Written exercise: Copy the records word for word, starting at the first line and ending after the line that contains "x-tick-label: 600 xyxy=(909,855,957,884)".

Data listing
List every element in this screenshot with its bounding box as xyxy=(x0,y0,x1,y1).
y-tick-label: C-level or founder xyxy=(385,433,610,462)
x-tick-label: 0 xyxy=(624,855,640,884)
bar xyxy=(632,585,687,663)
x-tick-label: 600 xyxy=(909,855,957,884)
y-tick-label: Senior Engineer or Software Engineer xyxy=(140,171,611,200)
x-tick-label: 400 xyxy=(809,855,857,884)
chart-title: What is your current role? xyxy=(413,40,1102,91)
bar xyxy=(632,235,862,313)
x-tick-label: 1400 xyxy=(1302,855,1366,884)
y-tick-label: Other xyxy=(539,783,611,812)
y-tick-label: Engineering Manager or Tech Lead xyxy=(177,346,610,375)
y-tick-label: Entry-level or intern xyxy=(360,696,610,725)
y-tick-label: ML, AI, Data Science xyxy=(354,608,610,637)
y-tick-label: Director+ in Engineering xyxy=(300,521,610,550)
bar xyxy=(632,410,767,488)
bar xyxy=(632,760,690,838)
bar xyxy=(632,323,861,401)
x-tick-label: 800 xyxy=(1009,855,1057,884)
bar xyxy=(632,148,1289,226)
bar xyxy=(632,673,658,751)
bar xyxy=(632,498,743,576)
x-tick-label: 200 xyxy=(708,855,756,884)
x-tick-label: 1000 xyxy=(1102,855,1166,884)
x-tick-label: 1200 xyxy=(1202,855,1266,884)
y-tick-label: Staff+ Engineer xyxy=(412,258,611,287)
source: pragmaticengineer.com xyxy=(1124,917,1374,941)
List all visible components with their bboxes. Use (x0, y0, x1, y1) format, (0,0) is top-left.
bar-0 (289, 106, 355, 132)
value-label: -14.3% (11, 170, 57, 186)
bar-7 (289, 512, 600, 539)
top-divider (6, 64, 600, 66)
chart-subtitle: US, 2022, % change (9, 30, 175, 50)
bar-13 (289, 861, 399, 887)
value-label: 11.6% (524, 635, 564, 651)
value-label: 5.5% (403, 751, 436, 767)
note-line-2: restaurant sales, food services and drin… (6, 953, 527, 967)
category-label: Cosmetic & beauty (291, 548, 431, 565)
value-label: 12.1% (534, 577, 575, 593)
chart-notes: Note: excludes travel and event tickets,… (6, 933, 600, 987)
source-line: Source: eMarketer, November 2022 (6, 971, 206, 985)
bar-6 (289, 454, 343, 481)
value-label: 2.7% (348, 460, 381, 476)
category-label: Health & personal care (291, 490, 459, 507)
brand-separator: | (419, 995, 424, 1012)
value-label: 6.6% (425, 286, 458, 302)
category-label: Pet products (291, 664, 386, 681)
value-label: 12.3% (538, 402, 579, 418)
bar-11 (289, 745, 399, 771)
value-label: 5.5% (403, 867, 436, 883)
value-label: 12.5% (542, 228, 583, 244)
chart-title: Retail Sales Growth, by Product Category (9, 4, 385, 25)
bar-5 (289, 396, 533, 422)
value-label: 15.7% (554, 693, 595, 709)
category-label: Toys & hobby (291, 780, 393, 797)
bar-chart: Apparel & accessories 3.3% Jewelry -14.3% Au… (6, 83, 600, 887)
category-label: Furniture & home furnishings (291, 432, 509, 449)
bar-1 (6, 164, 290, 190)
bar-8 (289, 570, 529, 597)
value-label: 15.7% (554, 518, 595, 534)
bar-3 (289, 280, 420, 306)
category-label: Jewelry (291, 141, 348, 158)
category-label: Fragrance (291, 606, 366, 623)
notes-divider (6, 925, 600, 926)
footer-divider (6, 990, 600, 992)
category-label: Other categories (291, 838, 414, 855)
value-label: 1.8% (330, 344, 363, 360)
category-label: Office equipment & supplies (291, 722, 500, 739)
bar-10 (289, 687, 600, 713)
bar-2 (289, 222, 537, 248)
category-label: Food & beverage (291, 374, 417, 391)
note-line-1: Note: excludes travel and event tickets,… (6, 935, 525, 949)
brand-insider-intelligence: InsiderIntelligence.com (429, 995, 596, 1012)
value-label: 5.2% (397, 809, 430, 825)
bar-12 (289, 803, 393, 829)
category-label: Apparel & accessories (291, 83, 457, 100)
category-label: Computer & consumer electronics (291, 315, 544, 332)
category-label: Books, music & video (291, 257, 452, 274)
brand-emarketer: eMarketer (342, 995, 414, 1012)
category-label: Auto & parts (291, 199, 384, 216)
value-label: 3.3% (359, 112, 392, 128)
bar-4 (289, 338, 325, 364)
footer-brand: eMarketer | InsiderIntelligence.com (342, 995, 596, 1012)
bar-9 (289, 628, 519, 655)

Result of the exercise:
List every element in this screenshot with its bounding box as xyxy=(x0,y0,x1,y1).
y-tick-label: C-level or founder xyxy=(385,433,610,462)
x-tick-label: 0 xyxy=(624,855,640,884)
bar xyxy=(632,585,687,663)
x-tick-label: 600 xyxy=(909,855,957,884)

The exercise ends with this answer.